American singer (1953–2013)

Forrest Melvill Thomas Jr. (April 21, 1953 – September 9, 2013), known professionally as Forrest, was an American singer, based in the Netherlands.

==Life and career==
Born in Galveston, Texas, where he sang in church during childhood, he moved to Los Angeles, California as a teen and won several contests there as a singer. After this stage in his career, he moved to the Netherlands, where he had a hit in 1983 with the song "Rock the Boat", a cover of the Hues Corporation's 1974 No. 1 US hit. His version peaked at No. 4 on the UK Singles Chart and in his native United States at No. 9 on the Hot Dance Club Play chart.

A second single, "Feel the Need in Me" (originally by the Detroit Emeralds), was a hit in the UK, reaching No. 17. A third single, "One Lover (Don't Stop the Show)", peaked at No. 67 in the UK.

He and his wife, Manon Thomas, a television presenter had two sons, but later separated, after which he began to concentrate again on music. He sang in R.E.S.P.E.C.T., a theatre show, in 2001, dedicated to 1960s soul music. He was asked by DJ Roog to front the band Planet Hardsoul, who had a minor hit with their cover of "Where Did Our Love Go".
In December 2012, Thomas married again, to Diana van Lippen.

==Death==
On September 9, 2013, Forrest died of a stroke in a hospital in Tilburg, Netherlands, aged 60.

==Discography==
===Albums===
- One Lover (Ariola, 1983)

===Singles===

| Year | Single | Peak chart positions |  |  |  | Certifications |
| US Dance | AUS | UK | NLD |
| 1983 | "Rock the Boat" | 9 | 33 | 4 | 7 | BPI: Silver; |
| 1983 | "Dancing with My Shadow" | — | — | — | — |  |
| "One Lover (Don't Stop the Show)" | — | — | 67 | 37 |  |
| "Feel the Need in Me" | — | — | 17 | 20 |  |
| 1984 | "Dance All Night" | — | — | — | — |  |
| "She's So Divine" | — | — | 98 | — |  |
| 1986 | "She's So Free" | — | — | — | — |  |
| 1987 | "Valerie" | — | — | — | — |  |
| 1989 | "You Got What It Takes" | — | — | — | — |  |
| "Rock the Boat '89" | — | — | — | — |  |
| "Feelin' Alright" | — | — | — | — |  |
"—" denotes releases that did not chart or were not released in that territory.

----------------------------------------

**What this task involves**
According to the Forrest biography, in which city did he die? Rely solely on the Forrest biography above.

**Information**
----------------------------------------

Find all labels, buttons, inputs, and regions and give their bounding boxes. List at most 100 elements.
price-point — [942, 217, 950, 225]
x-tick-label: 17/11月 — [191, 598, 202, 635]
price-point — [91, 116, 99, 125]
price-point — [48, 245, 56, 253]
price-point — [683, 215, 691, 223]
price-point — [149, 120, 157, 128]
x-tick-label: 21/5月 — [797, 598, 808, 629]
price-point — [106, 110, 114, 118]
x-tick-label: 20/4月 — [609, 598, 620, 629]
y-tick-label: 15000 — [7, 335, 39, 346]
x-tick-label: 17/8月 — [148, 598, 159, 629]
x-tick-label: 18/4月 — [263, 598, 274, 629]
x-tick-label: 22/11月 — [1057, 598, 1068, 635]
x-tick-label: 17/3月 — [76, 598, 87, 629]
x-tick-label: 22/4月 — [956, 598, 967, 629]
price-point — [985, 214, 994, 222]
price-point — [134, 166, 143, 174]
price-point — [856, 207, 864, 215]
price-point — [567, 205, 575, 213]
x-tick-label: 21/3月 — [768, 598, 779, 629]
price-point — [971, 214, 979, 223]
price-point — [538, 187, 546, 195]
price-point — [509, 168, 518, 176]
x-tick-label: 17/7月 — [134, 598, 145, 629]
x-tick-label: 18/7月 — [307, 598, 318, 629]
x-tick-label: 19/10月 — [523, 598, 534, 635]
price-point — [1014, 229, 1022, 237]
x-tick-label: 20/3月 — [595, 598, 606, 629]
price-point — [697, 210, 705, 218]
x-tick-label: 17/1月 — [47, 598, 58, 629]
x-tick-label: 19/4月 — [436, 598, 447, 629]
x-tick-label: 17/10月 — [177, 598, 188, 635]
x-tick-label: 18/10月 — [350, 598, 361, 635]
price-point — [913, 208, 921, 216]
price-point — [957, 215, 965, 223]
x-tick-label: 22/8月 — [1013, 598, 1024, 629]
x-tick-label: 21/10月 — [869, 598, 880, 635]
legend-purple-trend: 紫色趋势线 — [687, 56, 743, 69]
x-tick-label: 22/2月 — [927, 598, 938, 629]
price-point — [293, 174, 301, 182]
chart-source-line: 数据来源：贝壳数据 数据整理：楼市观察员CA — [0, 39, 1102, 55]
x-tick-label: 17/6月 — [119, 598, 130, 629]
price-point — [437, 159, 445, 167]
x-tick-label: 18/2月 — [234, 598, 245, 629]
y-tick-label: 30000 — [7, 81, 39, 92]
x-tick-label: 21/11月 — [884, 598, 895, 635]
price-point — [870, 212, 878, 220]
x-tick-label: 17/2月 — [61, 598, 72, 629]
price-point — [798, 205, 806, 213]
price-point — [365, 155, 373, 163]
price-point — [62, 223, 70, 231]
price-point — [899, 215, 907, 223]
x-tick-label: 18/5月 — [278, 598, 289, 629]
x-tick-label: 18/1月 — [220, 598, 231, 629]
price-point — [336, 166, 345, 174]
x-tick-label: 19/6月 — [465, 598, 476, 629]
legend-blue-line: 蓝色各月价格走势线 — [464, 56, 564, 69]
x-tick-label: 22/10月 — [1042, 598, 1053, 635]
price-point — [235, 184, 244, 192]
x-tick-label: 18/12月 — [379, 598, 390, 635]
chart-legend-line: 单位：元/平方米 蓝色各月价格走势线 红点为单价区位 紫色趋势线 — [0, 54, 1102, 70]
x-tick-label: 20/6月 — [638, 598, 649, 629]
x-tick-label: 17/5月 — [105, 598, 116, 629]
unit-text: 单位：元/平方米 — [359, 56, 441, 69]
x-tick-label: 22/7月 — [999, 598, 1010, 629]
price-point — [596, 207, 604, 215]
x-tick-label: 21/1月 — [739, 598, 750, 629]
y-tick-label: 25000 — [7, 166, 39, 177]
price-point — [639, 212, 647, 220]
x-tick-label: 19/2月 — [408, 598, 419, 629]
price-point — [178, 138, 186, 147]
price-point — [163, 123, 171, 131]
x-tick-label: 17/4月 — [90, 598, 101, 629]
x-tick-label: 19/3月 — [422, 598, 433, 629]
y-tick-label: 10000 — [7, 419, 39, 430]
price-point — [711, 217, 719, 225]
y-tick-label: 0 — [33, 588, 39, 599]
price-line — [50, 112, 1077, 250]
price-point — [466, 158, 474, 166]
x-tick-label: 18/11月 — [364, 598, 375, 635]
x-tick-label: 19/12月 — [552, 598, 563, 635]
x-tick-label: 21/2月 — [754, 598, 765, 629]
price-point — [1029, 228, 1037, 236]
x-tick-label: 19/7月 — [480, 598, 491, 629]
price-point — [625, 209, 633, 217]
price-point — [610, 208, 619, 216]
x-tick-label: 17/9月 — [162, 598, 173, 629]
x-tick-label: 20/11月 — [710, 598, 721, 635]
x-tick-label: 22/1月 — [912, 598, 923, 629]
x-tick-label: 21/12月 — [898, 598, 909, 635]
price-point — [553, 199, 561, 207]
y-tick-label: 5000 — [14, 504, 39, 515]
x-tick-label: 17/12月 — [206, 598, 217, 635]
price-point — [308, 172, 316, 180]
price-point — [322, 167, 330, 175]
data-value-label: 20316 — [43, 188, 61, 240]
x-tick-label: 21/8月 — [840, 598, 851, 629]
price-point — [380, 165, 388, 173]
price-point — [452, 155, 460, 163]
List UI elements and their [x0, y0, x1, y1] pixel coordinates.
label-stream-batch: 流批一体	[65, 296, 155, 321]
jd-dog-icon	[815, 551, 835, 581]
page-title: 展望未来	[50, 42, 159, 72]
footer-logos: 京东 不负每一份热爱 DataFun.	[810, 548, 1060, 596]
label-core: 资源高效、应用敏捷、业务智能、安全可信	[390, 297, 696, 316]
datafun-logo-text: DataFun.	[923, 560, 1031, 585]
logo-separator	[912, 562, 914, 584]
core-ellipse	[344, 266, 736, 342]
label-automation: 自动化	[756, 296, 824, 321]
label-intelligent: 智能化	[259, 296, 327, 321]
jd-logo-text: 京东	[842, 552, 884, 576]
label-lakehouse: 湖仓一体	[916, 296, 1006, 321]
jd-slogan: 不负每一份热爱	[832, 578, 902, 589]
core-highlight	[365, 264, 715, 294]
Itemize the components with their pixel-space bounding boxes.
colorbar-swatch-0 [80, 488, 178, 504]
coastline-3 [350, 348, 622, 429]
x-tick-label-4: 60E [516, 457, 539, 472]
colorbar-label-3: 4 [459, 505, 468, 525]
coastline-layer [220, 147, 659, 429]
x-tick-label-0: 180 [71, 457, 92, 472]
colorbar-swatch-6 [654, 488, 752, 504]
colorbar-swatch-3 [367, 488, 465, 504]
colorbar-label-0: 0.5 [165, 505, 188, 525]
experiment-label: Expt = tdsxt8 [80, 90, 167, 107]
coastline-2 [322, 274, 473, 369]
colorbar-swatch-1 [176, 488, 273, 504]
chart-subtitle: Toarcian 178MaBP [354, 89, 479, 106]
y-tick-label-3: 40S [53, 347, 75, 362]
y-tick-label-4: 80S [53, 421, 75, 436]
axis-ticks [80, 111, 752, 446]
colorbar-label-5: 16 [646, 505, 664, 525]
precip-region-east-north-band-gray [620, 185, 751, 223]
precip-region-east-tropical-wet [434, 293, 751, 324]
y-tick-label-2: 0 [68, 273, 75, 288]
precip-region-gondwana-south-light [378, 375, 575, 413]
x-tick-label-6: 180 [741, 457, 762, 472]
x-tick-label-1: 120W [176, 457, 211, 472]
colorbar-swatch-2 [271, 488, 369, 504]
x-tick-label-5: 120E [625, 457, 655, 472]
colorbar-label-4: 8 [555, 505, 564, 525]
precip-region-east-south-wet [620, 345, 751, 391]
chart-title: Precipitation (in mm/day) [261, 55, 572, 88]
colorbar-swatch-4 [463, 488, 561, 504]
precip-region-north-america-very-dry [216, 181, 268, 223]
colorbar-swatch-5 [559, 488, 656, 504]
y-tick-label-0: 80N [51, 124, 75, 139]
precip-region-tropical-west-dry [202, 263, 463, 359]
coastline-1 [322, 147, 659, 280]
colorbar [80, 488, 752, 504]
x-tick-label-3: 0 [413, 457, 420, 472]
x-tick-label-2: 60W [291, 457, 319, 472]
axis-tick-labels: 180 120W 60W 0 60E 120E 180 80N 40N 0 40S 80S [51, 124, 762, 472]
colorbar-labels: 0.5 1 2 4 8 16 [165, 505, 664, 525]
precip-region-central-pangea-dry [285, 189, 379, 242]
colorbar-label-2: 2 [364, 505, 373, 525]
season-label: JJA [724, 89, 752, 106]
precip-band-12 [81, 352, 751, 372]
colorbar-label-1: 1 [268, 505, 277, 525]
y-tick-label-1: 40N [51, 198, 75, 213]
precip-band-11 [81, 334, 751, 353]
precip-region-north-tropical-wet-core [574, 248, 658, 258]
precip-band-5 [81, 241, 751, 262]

----------------------------------------

**Task result**
Tilburg, Netherlands.